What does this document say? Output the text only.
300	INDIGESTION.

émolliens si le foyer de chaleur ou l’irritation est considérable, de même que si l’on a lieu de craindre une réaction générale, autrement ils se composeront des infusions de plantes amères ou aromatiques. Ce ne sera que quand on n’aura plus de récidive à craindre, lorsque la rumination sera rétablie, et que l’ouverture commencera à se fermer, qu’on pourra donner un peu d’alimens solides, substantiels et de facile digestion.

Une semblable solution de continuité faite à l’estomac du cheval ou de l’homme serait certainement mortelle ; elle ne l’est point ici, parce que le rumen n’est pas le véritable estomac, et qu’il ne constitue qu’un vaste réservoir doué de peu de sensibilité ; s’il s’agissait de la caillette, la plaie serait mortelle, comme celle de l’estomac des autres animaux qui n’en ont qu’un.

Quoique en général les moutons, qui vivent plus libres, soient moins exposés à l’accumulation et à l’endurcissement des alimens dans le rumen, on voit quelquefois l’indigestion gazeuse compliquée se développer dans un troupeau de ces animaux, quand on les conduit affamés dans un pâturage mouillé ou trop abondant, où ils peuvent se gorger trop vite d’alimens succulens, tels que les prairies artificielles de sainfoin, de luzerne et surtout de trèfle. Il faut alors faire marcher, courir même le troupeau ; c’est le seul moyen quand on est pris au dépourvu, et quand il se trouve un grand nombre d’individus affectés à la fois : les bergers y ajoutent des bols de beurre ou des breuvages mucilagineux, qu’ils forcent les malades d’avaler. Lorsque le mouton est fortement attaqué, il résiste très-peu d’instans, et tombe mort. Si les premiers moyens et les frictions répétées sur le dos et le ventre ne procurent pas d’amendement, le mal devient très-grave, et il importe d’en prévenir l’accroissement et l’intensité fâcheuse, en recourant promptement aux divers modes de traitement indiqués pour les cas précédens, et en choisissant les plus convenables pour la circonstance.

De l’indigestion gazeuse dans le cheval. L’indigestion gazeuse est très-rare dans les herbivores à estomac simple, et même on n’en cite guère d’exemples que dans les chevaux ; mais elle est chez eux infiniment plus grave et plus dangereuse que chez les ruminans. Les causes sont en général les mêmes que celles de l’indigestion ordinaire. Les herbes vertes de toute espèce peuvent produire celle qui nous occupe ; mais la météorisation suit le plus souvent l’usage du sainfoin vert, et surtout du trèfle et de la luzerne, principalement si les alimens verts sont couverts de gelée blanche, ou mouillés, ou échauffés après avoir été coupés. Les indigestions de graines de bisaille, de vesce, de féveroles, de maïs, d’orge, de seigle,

########

### EXERCISE PROMPT:
Retype the whole listing, matching it exactly.

### ANSWER TO THE PROBLEM:
What does this document say? Output the text only.
300	INDIGESTION.

émolliens si le foyer de chaleur ou l’irritation est considérable, de même que si l’on a lieu de craindre une réaction générale, autrement ils se composeront des infusions de plantes amères ou aromatiques. Ce ne sera que quand on n’aura plus de récidive à craindre, lorsque la rumination sera rétablie, et que l’ouverture commencera à se fermer, qu’on pourra donner un peu d’alimens solides, substantiels et de facile digestion.

Une semblable solution de continuité faite à l’estomac du cheval ou de l’homme serait certainement mortelle ; elle ne l’est point ici, parce que le rumen n’est pas le véritable estomac, et qu’il ne constitue qu’un vaste réservoir doué de peu de sensibilité ; s’il s’agissait de la caillette, la plaie serait mortelle, comme celle de l’estomac des autres animaux qui n’en ont qu’un.

Quoique en général les moutons, qui vivent plus libres, soient moins exposés à l’accumulation et à l’endurcissement des alimens dans le rumen, on voit quelquefois l’indigestion gazeuse compliquée se développer dans un troupeau de ces animaux, quand on les conduit affamés dans un pâturage mouillé ou trop abondant, où ils peuvent se gorger trop vite d’alimens succulens, tels que les prairies artificielles de sainfoin, de luzerne et surtout de trèfle. Il faut alors faire marcher, courir même le troupeau ; c’est le seul moyen quand on est pris au dépourvu, et quand il se trouve un grand nombre d’individus affectés à la fois : les bergers y ajoutent des bols de beurre ou des breuvages mucilagineux, qu’ils forcent les malades d’avaler. Lorsque le mouton est fortement attaqué, il résiste très-peu d’instans, et tombe mort. Si les premiers moyens et les frictions répétées sur le dos et le ventre ne procurent pas d’amendement, le mal devient très-grave, et il importe d’en prévenir l’accroissement et l’intensité fâcheuse, en recourant promptement aux divers modes de traitement indiqués pour les cas précédens, et en choisissant les plus convenables pour la circonstance.

De l’indigestion gazeuse dans le cheval. L’indigestion gazeuse est très-rare dans les herbivores à estomac simple, et même on n’en cite guère d’exemples que dans les chevaux ; mais elle est chez eux infiniment plus grave et plus dangereuse que chez les ruminans. Les causes sont en général les mêmes que celles de l’indigestion ordinaire. Les herbes vertes de toute espèce peuvent produire celle qui nous occupe ; mais la météorisation suit le plus souvent l’usage du sainfoin vert, et surtout du trèfle et de la luzerne, principalement si les alimens verts sont couverts de gelée blanche, ou mouillés, ou échauffés après avoir été coupés. Les indigestions de graines de bisaille, de vesce, de féveroles, de maïs, d’orge, de seigle,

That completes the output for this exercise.